Dataset items
______________________________

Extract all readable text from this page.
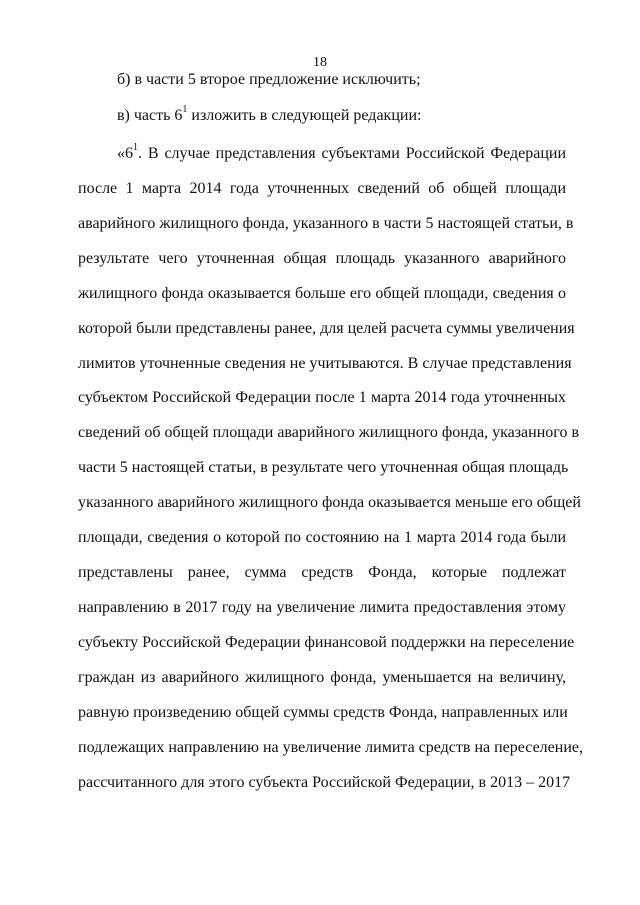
18
б) в части 5 второе предложение исключить;
в) часть $6^1$ изложить в следующей редакции:
«$6^1$. В случае представления субъектами Российской Федерации
после 1 марта 2014 года уточненных сведений об общей площади
аварийного жилищного фонда, указанного в части 5 настоящей статьи, в
результате чего уточненная общая площадь указанного аварийного
жилищного фонда оказывается больше его общей площади, сведения о
которой были представлены ранее, для целей расчета суммы увеличения
лимитов уточненные сведения не учитываются. В случае представления
субъектом Российской Федерации после 1 марта 2014 года уточненных
сведений об общей площади аварийного жилищного фонда, указанного в
части 5 настоящей статьи, в результате чего уточненная общая площадь
указанного аварийного жилищного фонда оказывается меньше его общей
площади, сведения о которой по состоянию на 1 марта 2014 года были
представлены ранее, сумма средств Фонда, которые подлежат
направлению в 2017 году на увеличение лимита предоставления этому
субъекту Российской Федерации финансовой поддержки на переселение
граждан из аварийного жилищного фонда, уменьшается на величину,
равную произведению общей суммы средств Фонда, направленных или
подлежащих направлению на увеличение лимита средств на переселение,
рассчитанного для этого субъекта Российской Федерации, в 2013 – 2017
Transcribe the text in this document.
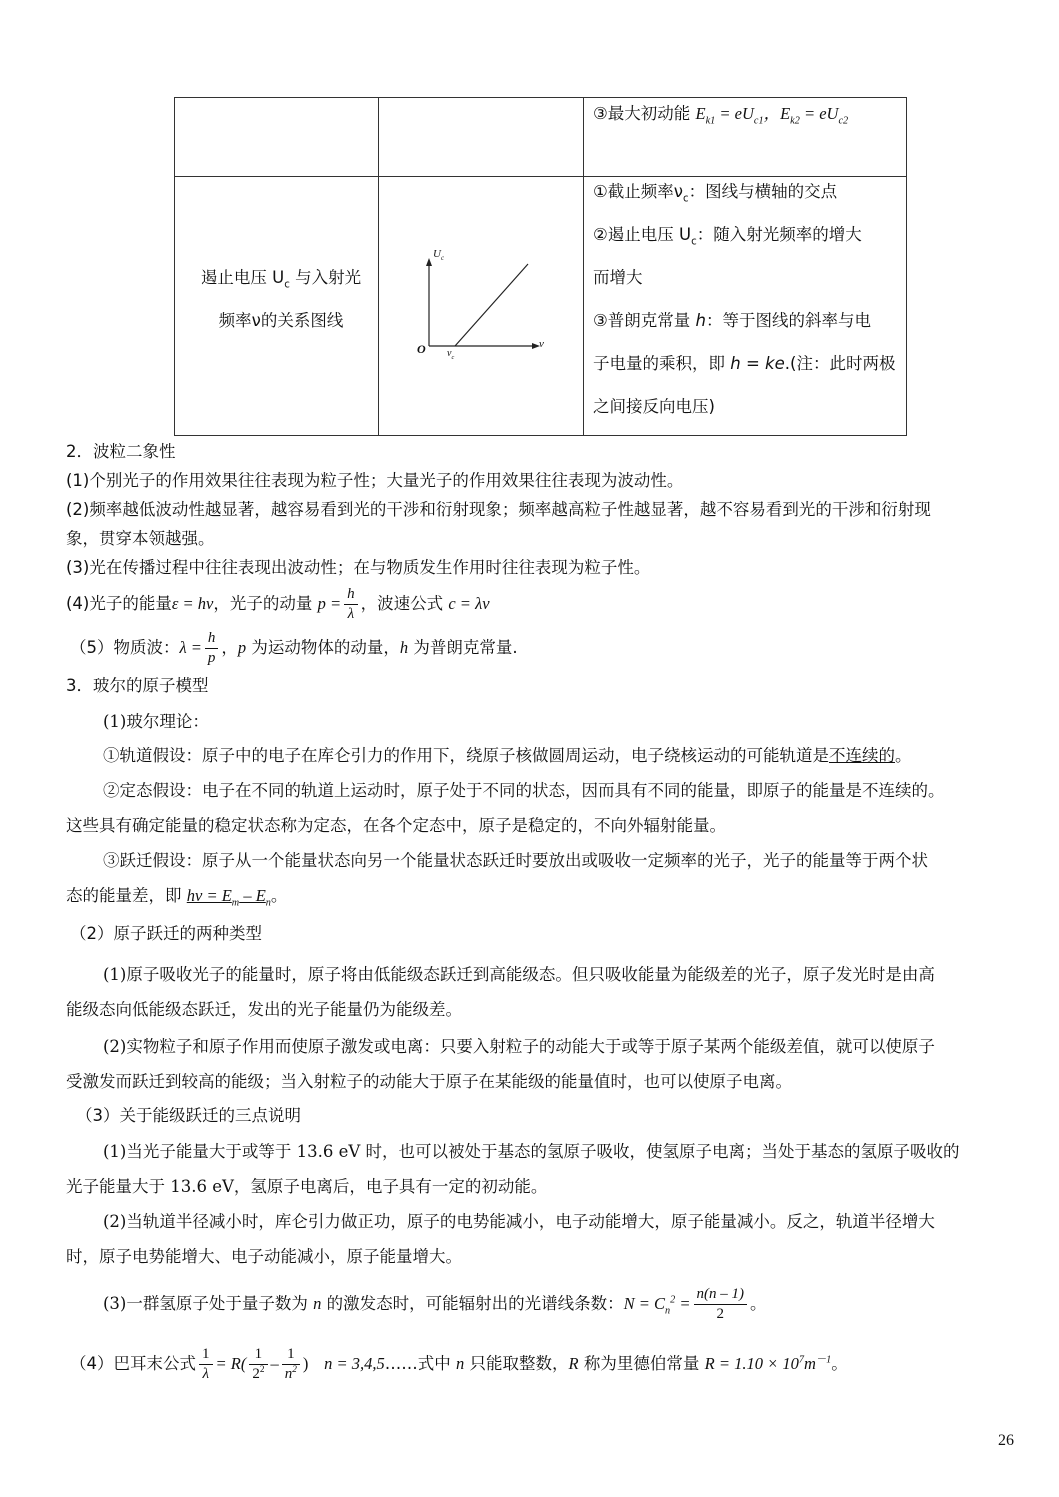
③最大初动能 $E_{k1} = eU_{c1}$，$E_{k2} = eU_{c2}$
遏止电压 $U_c$ 与入射光
频率ν的关系图线
$U_c$
ν
O $\nu_c$
①截止频率$\nu_c$：图线与横轴的交点
②遏止电压 $U_c$：随入射光频率的增大
而增大
③普朗克常量 h：等于图线的斜率与电
子电量的乘积，即 h = ke.(注：此时两极
之间接反向电压)
2．波粒二象性
(1)个别光子的作用效果往往表现为粒子性；大量光子的作用效果往往表现为波动性。
(2)频率越低波动性越显著，越容易看到光的干涉和衍射现象；频率越高粒子性越显著，越不容易看到光的干涉和衍射现
象，贯穿本领越强。
(3)光在传播过程中往往表现出波动性；在与物质发生作用时往往表现为粒子性。
(4)光子的能量ε = hν，光子的动量 $p = \frac{h}{\lambda}$ ，波速公式 c = λν
（5）物质波：$\lambda = \frac{h}{p}$ ，p 为运动物体的动量，h 为普朗克常量.
3．玻尔的原子模型
(1)玻尔理论：
①轨道假设：原子中的电子在库仑引力的作用下，绕原子核做圆周运动，电子绕核运动的可能轨道是不连续的。
②定态假设：电子在不同的轨道上运动时，原子处于不同的状态，因而具有不同的能量，即原子的能量是不连续的。
这些具有确定能量的稳定状态称为定态，在各个定态中，原子是稳定的，不向外辐射能量。
③跃迁假设：原子从一个能量状态向另一个能量状态跃迁时要放出或吸收一定频率的光子，光子的能量等于两个状
态的能量差，即 $h\nu = E_m - E_n$。
（2）原子跃迁的两种类型
(1)原子吸收光子的能量时，原子将由低能级态跃迁到高能级态。但只吸收能量为能级差的光子，原子发光时是由高
能级态向低能级态跃迁，发出的光子能量仍为能级差。
(2)实物粒子和原子作用而使原子激发或电离：只要入射粒子的动能大于或等于原子某两个能级差值，就可以使原子
受激发而跃迁到较高的能级；当入射粒子的动能大于原子在某能级的能量值时，也可以使原子电离。
（3）关于能级跃迁的三点说明
(1)当光子能量大于或等于 13.6 eV 时，也可以被处于基态的氢原子吸收，使氢原子电离；当处于基态的氢原子吸收的
光子能量大于 13.6 eV，氢原子电离后，电子具有一定的初动能。
(2)当轨道半径减小时，库仑引力做正功，原子的电势能减小，电子动能增大，原子能量减小。反之，轨道半径增大
时，原子电势能增大、电子动能减小，原子能量增大。
(3)一群氢原子处于量子数为 n 的激发态时，可能辐射出的光谱线条数：$N = C_n^2 = \frac{n(n - 1)}{2}$ 。
（4）巴耳末公式 $\frac{1}{\lambda} = R( \frac{1}{2^2} - \frac{1}{n^2}$ ) n = 3,4,5……式中 n 只能取整数，R 称为里德伯常量 $R = 1.10 \times 10^7m^{-1}$。
26
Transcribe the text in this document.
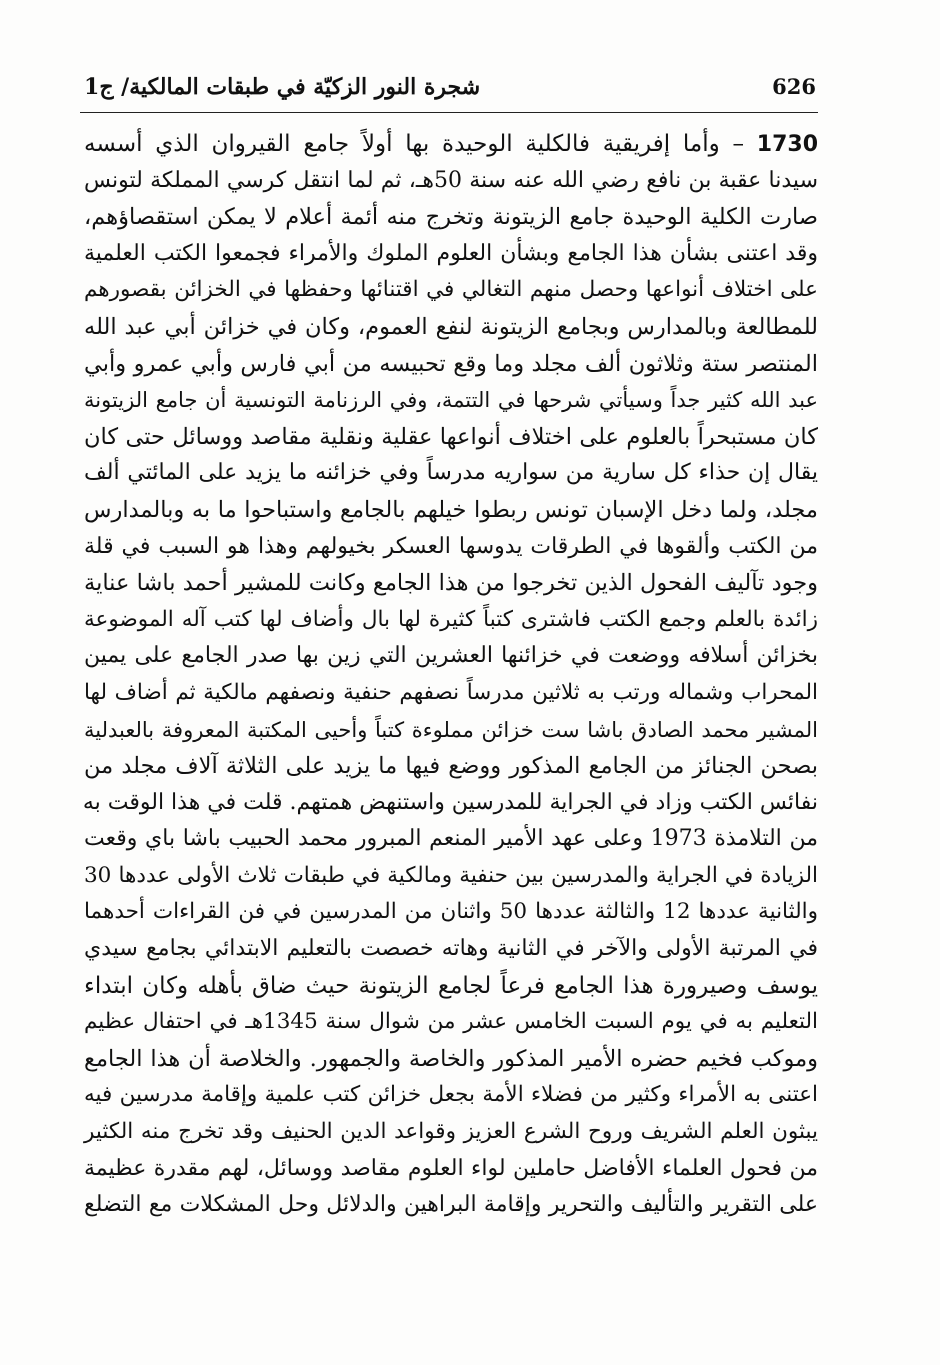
626
شجرة النور الزكيّة في طبقات المالكية/ ج1
1730 – وأما إفريقية فالكلية الوحيدة بها أولاً جامع القيروان الذي أسسه
سيدنا عقبة بن نافع رضي الله عنه سنة 50هـ، ثم لما انتقل كرسي المملكة لتونس
صارت الكلية الوحيدة جامع الزيتونة وتخرج منه أئمة أعلام لا يمكن استقصاؤهم،
وقد اعتنى بشأن هذا الجامع وبشأن العلوم الملوك والأمراء فجمعوا الكتب العلمية
على اختلاف أنواعها وحصل منهم التغالي في اقتنائها وحفظها في الخزائن بقصورهم
للمطالعة وبالمدارس وبجامع الزيتونة لنفع العموم، وكان في خزائن أبي عبد الله
المنتصر ستة وثلاثون ألف مجلد وما وقع تحبيسه من أبي فارس وأبي عمرو وأبي
عبد الله كثير جداً وسيأتي شرحها في التتمة، وفي الرزنامة التونسية أن جامع الزيتونة
كان مستبحراً بالعلوم على اختلاف أنواعها عقلية ونقلية مقاصد ووسائل حتى كان
يقال إن حذاء كل سارية من سواريه مدرساً وفي خزائنه ما يزيد على المائتي ألف
مجلد، ولما دخل الإسبان تونس ربطوا خيلهم بالجامع واستباحوا ما به وبالمدارس
من الكتب وألقوها في الطرقات يدوسها العسكر بخيولهم وهذا هو السبب في قلة
وجود تآليف الفحول الذين تخرجوا من هذا الجامع وكانت للمشير أحمد باشا عناية
زائدة بالعلم وجمع الكتب فاشترى كتباً كثيرة لها بال وأضاف لها كتب آله الموضوعة
بخزائن أسلافه ووضعت في خزائنها العشرين التي زين بها صدر الجامع على يمين
المحراب وشماله ورتب به ثلاثين مدرساً نصفهم حنفية ونصفهم مالكية ثم أضاف لها
المشير محمد الصادق باشا ست خزائن مملوءة كتباً وأحيى المكتبة المعروفة بالعبدلية
بصحن الجنائز من الجامع المذكور ووضع فيها ما يزيد على الثلاثة آلاف مجلد من
نفائس الكتب وزاد في الجراية للمدرسين واستنهض همتهم. قلت في هذا الوقت به
من التلامذة 1973 وعلى عهد الأمير المنعم المبرور محمد الحبيب باشا باي وقعت
الزيادة في الجراية والمدرسين بين حنفية ومالكية في طبقات ثلاث الأولى عددها 30
والثانية عددها 12 والثالثة عددها 50 واثنان من المدرسين في فن القراءات أحدهما
في المرتبة الأولى والآخر في الثانية وهاته خصصت بالتعليم الابتدائي بجامع سيدي
يوسف وصيرورة هذا الجامع فرعاً لجامع الزيتونة حيث ضاق بأهله وكان ابتداء
التعليم به في يوم السبت الخامس عشر من شوال سنة 1345هـ في احتفال عظيم
وموكب فخيم حضره الأمير المذكور والخاصة والجمهور. والخلاصة أن هذا الجامع
اعتنى به الأمراء وكثير من فضلاء الأمة بجعل خزائن كتب علمية وإقامة مدرسين فيه
يبثون العلم الشريف وروح الشرع العزيز وقواعد الدين الحنيف وقد تخرج منه الكثير
من فحول العلماء الأفاضل حاملين لواء العلوم مقاصد ووسائل، لهم مقدرة عظيمة
على التقرير والتأليف والتحرير وإقامة البراهين والدلائل وحل المشكلات مع التضلع
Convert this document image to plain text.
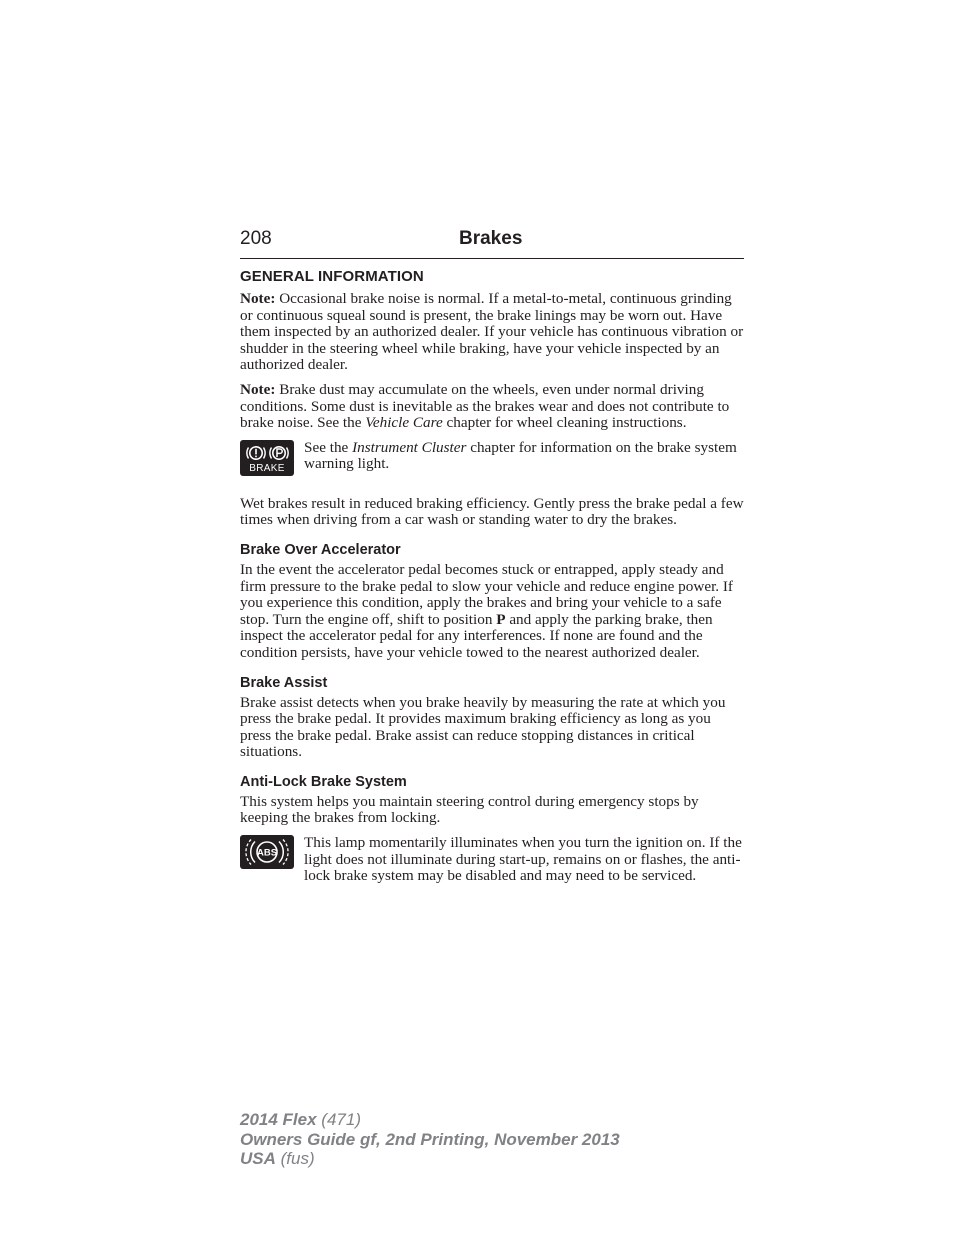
208	Brakes
GENERAL INFORMATION

Note: Occasional brake noise is normal. If a metal-to-metal, continuous grinding or continuous squeal sound is present, the brake linings may be worn out. Have them inspected by an authorized dealer. If your vehicle has continuous vibration or shudder in the steering wheel while braking, have your vehicle inspected by an authorized dealer.

Note: Brake dust may accumulate on the wheels, even under normal driving conditions. Some dust is inevitable as the brakes wear and does not contribute to brake noise. See the Vehicle Care chapter for wheel cleaning instructions.

BRAKE

See the Instrument Cluster chapter for information on the brake system warning light.

Wet brakes result in reduced braking efficiency. Gently press the brake pedal a few times when driving from a car wash or standing water to dry the brakes.

Brake Over Accelerator

In the event the accelerator pedal becomes stuck or entrapped, apply steady and firm pressure to the brake pedal to slow your vehicle and reduce engine power. If you experience this condition, apply the brakes and bring your vehicle to a safe stop. Turn the engine off, shift to position P and apply the parking brake, then inspect the accelerator pedal for any interferences. If none are found and the condition persists, have your vehicle towed to the nearest authorized dealer.

Brake Assist

Brake assist detects when you brake heavily by measuring the rate at which you press the brake pedal. It provides maximum braking efficiency as long as you press the brake pedal. Brake assist can reduce stopping distances in critical situations.

Anti-Lock Brake System

This system helps you maintain steering control during emergency stops by keeping the brakes from locking.

ABS

This lamp momentarily illuminates when you turn the ignition on. If the light does not illuminate during start-up, remains on or flashes, the anti-lock brake system may be disabled and may need to be serviced.

2014 Flex (471)
Owners Guide gf, 2nd Printing, November 2013
USA (fus)
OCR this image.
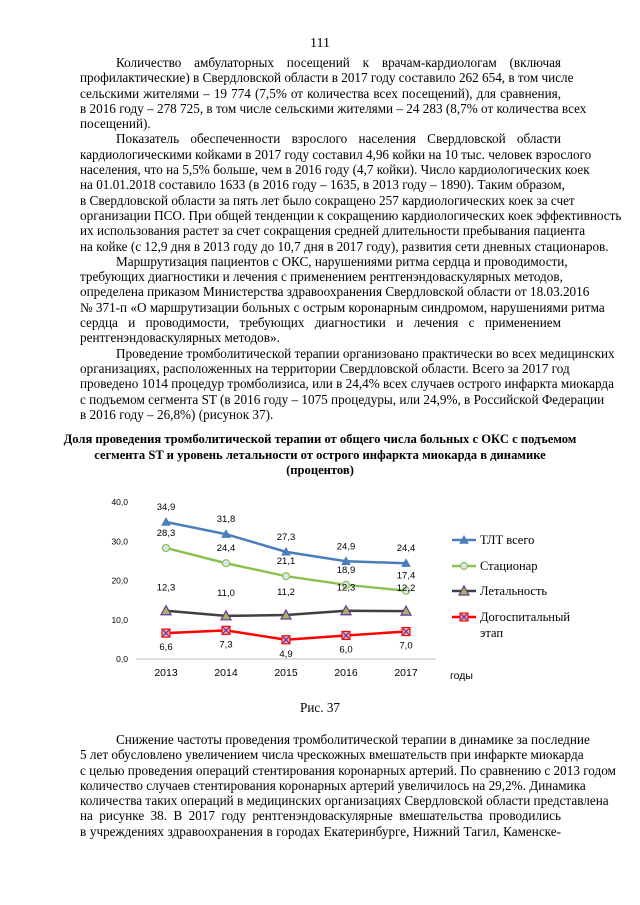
111
Количество амбулаторных посещений к врачам-кардиологам (включая
профилактические) в Свердловской области в 2017 году составило 262 654, в том числе
сельскими жителями – 19 774 (7,5% от количества всех посещений), для сравнения,
в 2016 году – 278 725, в том числе сельскими жителями – 24 283 (8,7% от количества всех
посещений).
Показатель обеспеченности взрослого населения Свердловской области
кардиологическими койками в 2017 году составил 4,96 койки на 10 тыс. человек взрослого
населения, что на 5,5% больше, чем в 2016 году (4,7 койки). Число кардиологических коек
на 01.01.2018 составило 1633 (в 2016 году – 1635, в 2013 году – 1890). Таким образом,
в Свердловской области за пять лет было сокращено 257 кардиологических коек за счет
организации ПСО. При общей тенденции к сокращению кардиологических коек эффективность
их использования растет за счет сокращения средней длительности пребывания пациента
на койке (с 12,9 дня в 2013 году до 10,7 дня в 2017 году), развития сети дневных стационаров.
Маршрутизация пациентов с ОКС, нарушениями ритма сердца и проводимости,
требующих диагностики и лечения с применением рентгенэндоваскулярных методов,
определена приказом Министерства здравоохранения Свердловской области от 18.03.2016
№ 371-п «О маршрутизации больных с острым коронарным синдромом, нарушениями ритма
сердца и проводимости, требующих диагностики и лечения с применением
рентгенэндоваскулярных методов».
Проведение тромболитической терапии организовано практически во всех медицинских
организациях, расположенных на территории Свердловской области. Всего за 2017 год
проведено 1014 процедур тромболизиса, или в 24,4% всех случаев острого инфаркта миокарда
с подъемом сегмента ST (в 2016 году – 1075 процедуры, или 24,9%, в Российской Федерации
в 2016 году – 26,8%) (рисунок 37).
Доля проведения тромболитической терапии от общего числа больных с ОКС с подъемом
сегмента ST и уровень летальности от острого инфаркта миокарда в динамике
(процентов)
0,0
10,0
20,0
30,0
40,0
2013	2014	2015	2016	2017	годы
34,9
31,8
27,3
24,9	24,4
ТЛТ всего
28,3
24,4
21,1
18,9
17,4
Стационар
12,3	11,0	11,2	12,3	12,2	Летальность
6,6	7,3
4,9	6,0	7,0
Догоспитальный
этап
Рис. 37
Снижение частоты проведения тромболитической терапии в динамике за последние
5 лет обусловлено увеличением числа чрескожных вмешательств при инфаркте миокарда
с целью проведения операций стентирования коронарных артерий. По сравнению с 2013 годом
количество случаев стентирования коронарных артерий увеличилось на 29,2%. Динамика
количества таких операций в медицинских организациях Свердловской области представлена
на рисунке 38. В 2017 году рентгенэндоваскулярные вмешательства проводились
в учреждениях здравоохранения в городах Екатеринбурге, Нижний Тагил, Каменске-
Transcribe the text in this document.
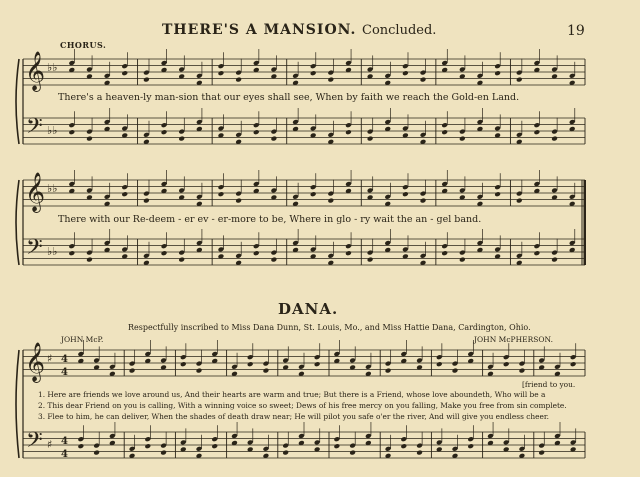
THERE'S A MANSION. Concluded.	19
CHORUS.
𝄞
𝄢
♭♭
♭♭
𝄞
𝄢
♭♭
♭♭
𝄞
𝄢
♯
♯
4
4
4
4
There's a heaven-ly man-sion that our eyes shall see, When by faith we reach the Gold-en Land.
There with our Re-deem - er ev - er-more to be, Where in glo - ry wait the an - gel band.
DANA.
Respectfully inscribed to Miss Dana Dunn, St. Louis, Mo., and Miss Hattie Dana, Cardington, Ohio.
JOHN McP.	JOHN McPHERSON.
[friend to you.
1. Here are friends we love around us, And their hearts are warm and true; But there is a Friend, whose love aboundeth, Who will be a
2. This dear Friend on you is calling, With a winning voice so sweet; Dews of his free mercy on you falling, Make you free from sin complete.
3. Flee to him, he can deliver, When the shades of death draw near; He will pilot you safe o'er the river, And will give you endless cheer.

______________________________

### THE PROBLEM:
Show all lines from the listing above in which "يزيد" appears.

### CORRECT ANSWER:
يقال إن حذاء كل سارية من سواريه مدرساً وفي خزائنه ما يزيد على المائتي ألف
بصحن الجنائز من الجامع المذكور ووضع فيها ما يزيد على الثلاثة آلاف مجلد من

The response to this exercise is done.